WHAT YOU HAVE TO DO:
Pull out every line below that contains the word "type".

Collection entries

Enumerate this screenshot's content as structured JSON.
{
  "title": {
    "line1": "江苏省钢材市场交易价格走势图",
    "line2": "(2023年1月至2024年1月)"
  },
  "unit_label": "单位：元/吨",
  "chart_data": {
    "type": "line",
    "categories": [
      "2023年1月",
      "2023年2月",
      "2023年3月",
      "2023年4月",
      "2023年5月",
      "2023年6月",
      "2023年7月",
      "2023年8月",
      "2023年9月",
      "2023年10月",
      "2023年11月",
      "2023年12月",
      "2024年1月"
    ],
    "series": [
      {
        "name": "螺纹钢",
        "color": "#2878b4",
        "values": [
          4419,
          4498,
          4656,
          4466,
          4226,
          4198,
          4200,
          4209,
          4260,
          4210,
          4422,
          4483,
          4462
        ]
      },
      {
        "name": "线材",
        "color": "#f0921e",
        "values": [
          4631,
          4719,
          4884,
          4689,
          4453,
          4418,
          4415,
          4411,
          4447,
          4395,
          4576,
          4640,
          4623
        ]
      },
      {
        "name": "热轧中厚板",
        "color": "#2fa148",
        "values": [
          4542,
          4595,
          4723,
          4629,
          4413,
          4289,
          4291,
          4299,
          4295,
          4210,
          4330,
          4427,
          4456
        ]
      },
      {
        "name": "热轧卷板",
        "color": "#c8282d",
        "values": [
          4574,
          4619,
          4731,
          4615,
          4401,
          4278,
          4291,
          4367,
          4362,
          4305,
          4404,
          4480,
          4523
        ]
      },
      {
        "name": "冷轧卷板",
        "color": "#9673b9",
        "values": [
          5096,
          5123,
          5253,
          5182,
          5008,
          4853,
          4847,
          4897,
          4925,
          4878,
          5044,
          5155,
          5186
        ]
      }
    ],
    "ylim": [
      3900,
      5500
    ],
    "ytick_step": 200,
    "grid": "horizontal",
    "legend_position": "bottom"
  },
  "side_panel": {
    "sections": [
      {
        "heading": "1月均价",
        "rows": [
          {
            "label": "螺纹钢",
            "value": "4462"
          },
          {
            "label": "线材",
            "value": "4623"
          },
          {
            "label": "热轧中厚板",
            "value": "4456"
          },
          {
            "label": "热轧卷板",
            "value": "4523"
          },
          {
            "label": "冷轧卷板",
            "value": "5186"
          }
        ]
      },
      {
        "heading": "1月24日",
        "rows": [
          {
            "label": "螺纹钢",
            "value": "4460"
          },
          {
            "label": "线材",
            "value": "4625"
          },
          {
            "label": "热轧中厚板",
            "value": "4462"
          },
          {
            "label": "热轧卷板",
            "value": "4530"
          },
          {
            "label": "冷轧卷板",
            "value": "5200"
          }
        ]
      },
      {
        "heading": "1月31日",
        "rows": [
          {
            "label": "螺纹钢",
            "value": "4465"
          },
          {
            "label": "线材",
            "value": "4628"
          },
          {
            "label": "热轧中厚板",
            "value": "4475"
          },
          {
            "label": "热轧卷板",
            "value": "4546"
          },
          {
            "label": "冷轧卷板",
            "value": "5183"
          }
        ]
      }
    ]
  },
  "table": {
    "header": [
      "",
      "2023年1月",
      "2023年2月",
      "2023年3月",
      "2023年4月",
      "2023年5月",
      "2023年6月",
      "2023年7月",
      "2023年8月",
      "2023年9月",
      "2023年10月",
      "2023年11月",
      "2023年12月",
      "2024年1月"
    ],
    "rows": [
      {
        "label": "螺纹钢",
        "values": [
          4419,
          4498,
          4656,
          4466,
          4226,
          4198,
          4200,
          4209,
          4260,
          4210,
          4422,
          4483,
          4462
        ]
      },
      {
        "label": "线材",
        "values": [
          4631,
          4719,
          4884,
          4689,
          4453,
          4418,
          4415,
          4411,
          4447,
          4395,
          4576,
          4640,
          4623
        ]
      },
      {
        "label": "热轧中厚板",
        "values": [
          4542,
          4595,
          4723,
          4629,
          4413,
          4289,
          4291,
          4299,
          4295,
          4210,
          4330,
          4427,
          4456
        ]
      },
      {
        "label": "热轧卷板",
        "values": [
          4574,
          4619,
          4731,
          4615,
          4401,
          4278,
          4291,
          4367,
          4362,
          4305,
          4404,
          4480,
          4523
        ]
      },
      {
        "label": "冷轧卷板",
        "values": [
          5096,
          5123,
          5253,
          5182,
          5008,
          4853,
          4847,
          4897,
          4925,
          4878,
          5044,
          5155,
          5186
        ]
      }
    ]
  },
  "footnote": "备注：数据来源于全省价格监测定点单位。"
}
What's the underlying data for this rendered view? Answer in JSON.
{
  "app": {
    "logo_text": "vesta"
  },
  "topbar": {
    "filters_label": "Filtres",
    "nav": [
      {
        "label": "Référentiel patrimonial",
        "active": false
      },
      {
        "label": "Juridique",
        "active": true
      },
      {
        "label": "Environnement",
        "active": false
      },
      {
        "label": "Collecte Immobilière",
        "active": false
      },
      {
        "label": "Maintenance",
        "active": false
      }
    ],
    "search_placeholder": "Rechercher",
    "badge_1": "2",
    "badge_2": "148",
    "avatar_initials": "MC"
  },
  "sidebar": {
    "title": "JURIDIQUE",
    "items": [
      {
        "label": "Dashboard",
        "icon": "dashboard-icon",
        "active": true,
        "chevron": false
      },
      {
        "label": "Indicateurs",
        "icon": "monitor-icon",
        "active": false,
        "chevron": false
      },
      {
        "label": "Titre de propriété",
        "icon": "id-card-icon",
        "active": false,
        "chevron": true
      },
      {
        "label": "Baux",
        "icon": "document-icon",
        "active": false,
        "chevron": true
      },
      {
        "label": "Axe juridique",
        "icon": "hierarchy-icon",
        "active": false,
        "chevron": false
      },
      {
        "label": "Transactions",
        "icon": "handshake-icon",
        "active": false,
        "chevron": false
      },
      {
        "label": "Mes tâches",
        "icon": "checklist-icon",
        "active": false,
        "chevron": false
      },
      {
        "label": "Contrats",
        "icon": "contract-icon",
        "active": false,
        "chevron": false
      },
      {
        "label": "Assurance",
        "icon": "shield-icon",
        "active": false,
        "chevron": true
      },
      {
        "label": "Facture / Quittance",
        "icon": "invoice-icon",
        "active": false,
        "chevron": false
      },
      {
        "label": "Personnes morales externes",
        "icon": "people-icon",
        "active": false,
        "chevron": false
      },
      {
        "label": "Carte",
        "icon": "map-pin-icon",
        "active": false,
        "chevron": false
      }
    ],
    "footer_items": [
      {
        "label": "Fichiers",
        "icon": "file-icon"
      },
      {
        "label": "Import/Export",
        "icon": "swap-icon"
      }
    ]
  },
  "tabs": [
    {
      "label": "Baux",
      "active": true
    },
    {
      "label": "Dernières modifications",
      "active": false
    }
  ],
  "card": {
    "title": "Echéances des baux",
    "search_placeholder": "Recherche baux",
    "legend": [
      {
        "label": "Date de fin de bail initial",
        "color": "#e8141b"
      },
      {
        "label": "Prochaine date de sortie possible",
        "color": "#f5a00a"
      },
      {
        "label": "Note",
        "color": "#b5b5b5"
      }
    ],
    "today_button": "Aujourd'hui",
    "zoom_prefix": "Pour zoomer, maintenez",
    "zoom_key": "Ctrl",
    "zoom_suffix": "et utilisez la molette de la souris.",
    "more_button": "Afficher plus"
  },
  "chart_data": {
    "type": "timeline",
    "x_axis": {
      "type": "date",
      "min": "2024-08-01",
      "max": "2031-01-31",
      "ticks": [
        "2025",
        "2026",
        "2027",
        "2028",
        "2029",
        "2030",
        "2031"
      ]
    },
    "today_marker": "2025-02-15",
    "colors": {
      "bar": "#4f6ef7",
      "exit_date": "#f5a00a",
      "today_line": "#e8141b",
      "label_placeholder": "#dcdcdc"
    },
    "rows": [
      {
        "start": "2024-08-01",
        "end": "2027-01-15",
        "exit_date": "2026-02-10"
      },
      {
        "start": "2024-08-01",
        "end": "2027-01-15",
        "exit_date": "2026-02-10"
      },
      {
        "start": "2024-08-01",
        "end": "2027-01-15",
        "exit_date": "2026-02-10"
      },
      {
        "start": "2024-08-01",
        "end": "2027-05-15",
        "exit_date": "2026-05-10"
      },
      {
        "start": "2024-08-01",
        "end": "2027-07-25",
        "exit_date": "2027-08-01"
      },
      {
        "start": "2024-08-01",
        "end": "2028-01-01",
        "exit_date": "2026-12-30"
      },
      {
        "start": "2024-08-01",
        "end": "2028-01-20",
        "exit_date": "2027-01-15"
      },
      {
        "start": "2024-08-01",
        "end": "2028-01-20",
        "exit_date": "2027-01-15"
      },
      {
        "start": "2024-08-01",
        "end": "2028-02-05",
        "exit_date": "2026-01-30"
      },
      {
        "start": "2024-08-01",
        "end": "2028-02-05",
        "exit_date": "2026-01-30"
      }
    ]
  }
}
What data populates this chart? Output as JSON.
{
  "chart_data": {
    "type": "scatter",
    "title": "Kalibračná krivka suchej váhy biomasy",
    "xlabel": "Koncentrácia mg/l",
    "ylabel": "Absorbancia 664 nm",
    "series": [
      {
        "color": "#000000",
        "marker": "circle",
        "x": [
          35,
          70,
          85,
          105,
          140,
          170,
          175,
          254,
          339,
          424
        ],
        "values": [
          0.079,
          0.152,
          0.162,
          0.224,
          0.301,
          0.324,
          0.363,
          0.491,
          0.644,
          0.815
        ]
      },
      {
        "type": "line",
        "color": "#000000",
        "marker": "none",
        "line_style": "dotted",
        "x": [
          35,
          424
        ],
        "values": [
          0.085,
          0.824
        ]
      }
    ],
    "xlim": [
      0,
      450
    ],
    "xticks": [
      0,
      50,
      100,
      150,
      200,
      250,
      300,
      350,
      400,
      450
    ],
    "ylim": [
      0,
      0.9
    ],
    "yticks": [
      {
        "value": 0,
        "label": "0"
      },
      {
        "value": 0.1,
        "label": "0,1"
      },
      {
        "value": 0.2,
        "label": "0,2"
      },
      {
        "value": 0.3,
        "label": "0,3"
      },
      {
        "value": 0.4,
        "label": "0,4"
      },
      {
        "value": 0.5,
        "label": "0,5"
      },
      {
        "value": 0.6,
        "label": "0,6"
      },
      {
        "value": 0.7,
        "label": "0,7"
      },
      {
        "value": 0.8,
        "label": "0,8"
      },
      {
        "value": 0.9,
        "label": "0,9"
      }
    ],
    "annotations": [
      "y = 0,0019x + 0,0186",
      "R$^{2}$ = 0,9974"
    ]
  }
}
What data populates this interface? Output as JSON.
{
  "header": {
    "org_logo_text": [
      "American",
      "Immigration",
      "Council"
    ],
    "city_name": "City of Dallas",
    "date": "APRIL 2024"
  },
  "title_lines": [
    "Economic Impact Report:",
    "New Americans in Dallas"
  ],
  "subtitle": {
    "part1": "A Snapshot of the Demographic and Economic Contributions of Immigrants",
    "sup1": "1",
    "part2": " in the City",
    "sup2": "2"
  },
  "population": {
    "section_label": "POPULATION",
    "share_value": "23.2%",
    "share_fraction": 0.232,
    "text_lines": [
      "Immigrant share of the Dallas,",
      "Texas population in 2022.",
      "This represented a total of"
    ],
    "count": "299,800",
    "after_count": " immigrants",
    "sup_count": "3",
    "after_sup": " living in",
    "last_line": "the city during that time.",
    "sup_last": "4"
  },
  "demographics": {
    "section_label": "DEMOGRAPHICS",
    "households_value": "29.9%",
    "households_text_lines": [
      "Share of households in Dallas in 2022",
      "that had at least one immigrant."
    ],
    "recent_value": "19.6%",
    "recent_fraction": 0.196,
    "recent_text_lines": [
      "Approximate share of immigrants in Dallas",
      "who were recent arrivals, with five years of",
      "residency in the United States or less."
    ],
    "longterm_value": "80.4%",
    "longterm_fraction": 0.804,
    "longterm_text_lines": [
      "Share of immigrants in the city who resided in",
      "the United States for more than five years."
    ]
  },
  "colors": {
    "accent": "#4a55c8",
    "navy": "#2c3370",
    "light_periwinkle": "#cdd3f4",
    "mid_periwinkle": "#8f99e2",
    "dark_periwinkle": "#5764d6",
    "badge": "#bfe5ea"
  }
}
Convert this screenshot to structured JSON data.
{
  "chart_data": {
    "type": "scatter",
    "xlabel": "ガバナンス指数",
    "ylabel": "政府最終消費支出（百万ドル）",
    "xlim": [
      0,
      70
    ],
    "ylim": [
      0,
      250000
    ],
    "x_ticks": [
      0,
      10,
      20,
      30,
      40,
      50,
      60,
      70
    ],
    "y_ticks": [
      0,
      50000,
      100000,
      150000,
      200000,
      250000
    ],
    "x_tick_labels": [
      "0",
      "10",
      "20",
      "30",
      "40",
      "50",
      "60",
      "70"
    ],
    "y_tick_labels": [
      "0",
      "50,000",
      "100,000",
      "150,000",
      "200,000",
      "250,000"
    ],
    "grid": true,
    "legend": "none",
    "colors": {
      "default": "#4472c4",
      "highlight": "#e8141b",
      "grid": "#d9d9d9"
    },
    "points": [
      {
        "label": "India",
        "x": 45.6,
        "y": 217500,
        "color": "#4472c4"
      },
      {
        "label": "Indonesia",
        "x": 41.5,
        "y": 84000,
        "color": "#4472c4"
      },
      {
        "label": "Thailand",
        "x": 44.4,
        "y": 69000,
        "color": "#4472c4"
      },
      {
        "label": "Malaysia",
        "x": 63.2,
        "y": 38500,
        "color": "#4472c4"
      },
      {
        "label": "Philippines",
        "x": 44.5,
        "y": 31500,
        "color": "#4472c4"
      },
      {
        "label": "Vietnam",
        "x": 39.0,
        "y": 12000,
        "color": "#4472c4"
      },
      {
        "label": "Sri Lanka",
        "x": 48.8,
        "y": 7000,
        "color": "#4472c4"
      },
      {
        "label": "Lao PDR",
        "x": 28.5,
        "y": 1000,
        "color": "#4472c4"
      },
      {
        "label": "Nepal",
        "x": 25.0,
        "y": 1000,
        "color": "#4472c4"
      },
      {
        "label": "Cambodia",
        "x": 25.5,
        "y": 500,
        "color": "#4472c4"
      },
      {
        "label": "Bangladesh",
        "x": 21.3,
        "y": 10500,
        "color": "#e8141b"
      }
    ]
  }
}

FULL OUTPUT:
    "type": "line",
    "type": "timeline",
      "type": "date",
    "type": "scatter",
        "type": "line",
    "type": "scatter",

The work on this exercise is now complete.